Exercise goal:
Every record that follows must be duplicated exactly, with images left out.

— start —

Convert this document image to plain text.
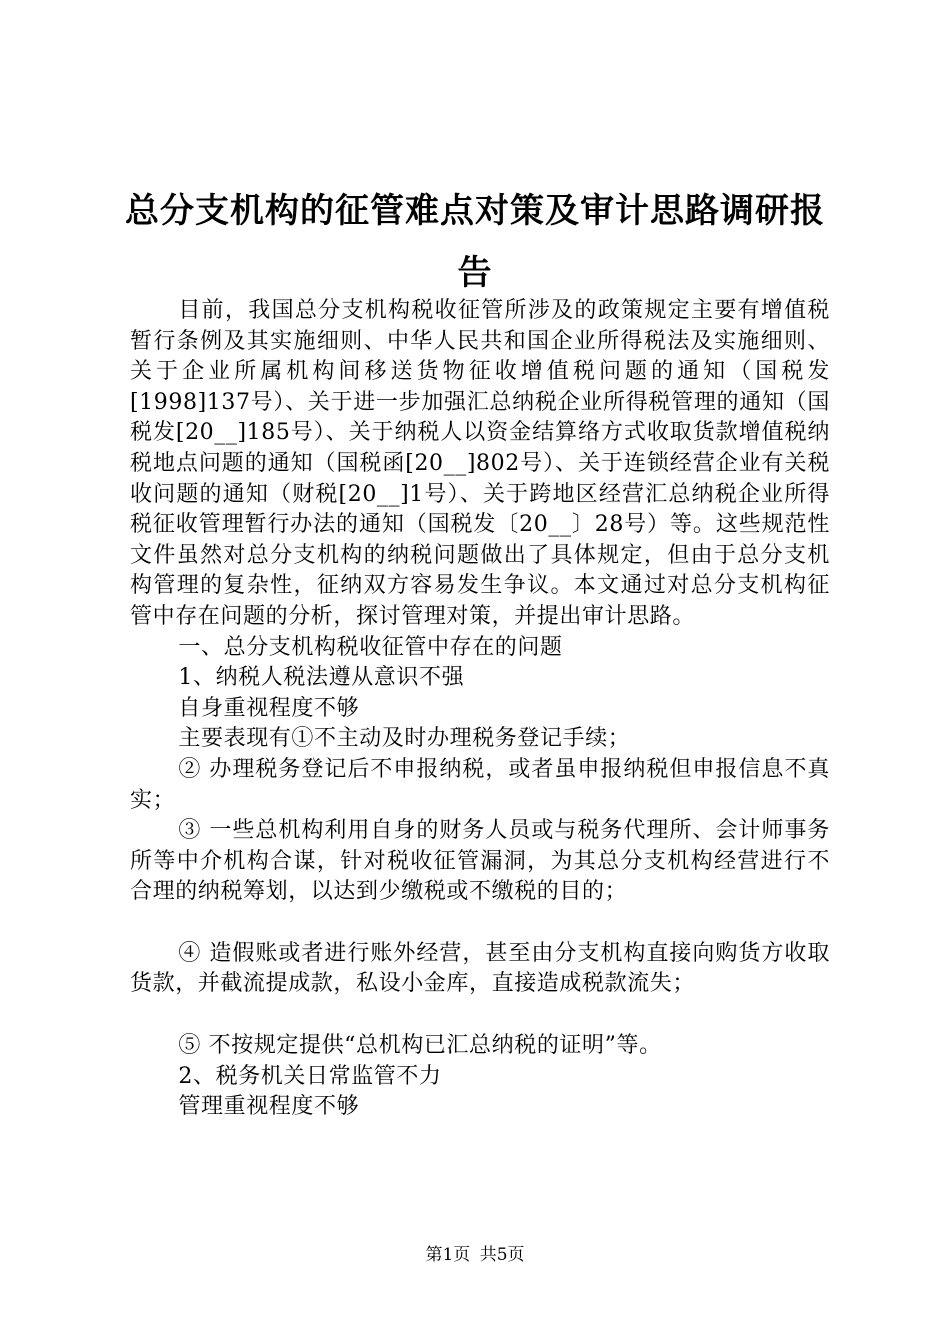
总分支机构的征管难点对策及审计思路调研报告

目前，我国总分支机构税收征管所涉及的政策规定主要有增值税暂行条例及其实施细则、中华人民共和国企业所得税法及实施细则、关于企业所属机构间移送货物征收增值税问题的通知（国税发[1998]137号）、关于进一步加强汇总纳税企业所得税管理的通知（国税发[20__]185号）、关于纳税人以资金结算络方式收取货款增值税纳税地点问题的通知（国税函[20__]802号）、关于连锁经营企业有关税收问题的通知（财税[20__]1号）、关于跨地区经营汇总纳税企业所得税征收管理暂行办法的通知（国税发〔20__〕28号）等。这些规范性文件虽然对总分支机构的纳税问题做出了具体规定，但由于总分支机构管理的复杂性，征纳双方容易发生争议。本文通过对总分支机构征管中存在问题的分析，探讨管理对策，并提出审计思路。

一、总分支机构税收征管中存在的问题

1、纳税人税法遵从意识不强

自身重视程度不够

主要表现有①不主动及时办理税务登记手续；

② 办理税务登记后不申报纳税，或者虽申报纳税但申报信息不真实；

③ 一些总机构利用自身的财务人员或与税务代理所、会计师事务所等中介机构合谋，针对税收征管漏洞，为其总分支机构经营进行不合理的纳税筹划，以达到少缴税或不缴税的目的；

④ 造假账或者进行账外经营，甚至由分支机构直接向购货方收取货款，并截流提成款，私设小金库，直接造成税款流失；

⑤ 不按规定提供“总机构已汇总纳税的证明”等。

2、税务机关日常监管不力

管理重视程度不够

第1页 共5页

— end —

Solved exercise:
Convert this document image to plain text.
总分支机构的征管难点对策及审计思路调研报告

目前，我国总分支机构税收征管所涉及的政策规定主要有增值税暂行条例及其实施细则、中华人民共和国企业所得税法及实施细则、关于企业所属机构间移送货物征收增值税问题的通知（国税发[1998]137号）、关于进一步加强汇总纳税企业所得税管理的通知（国税发[20__]185号）、关于纳税人以资金结算络方式收取货款增值税纳税地点问题的通知（国税函[20__]802号）、关于连锁经营企业有关税收问题的通知（财税[20__]1号）、关于跨地区经营汇总纳税企业所得税征收管理暂行办法的通知（国税发〔20__〕28号）等。这些规范性文件虽然对总分支机构的纳税问题做出了具体规定，但由于总分支机构管理的复杂性，征纳双方容易发生争议。本文通过对总分支机构征管中存在问题的分析，探讨管理对策，并提出审计思路。

一、总分支机构税收征管中存在的问题

1、纳税人税法遵从意识不强

自身重视程度不够

主要表现有①不主动及时办理税务登记手续；

② 办理税务登记后不申报纳税，或者虽申报纳税但申报信息不真实；

③ 一些总机构利用自身的财务人员或与税务代理所、会计师事务所等中介机构合谋，针对税收征管漏洞，为其总分支机构经营进行不合理的纳税筹划，以达到少缴税或不缴税的目的；

④ 造假账或者进行账外经营，甚至由分支机构直接向购货方收取货款，并截流提成款，私设小金库，直接造成税款流失；

⑤ 不按规定提供“总机构已汇总纳税的证明”等。

2、税务机关日常监管不力

管理重视程度不够

第1页 共5页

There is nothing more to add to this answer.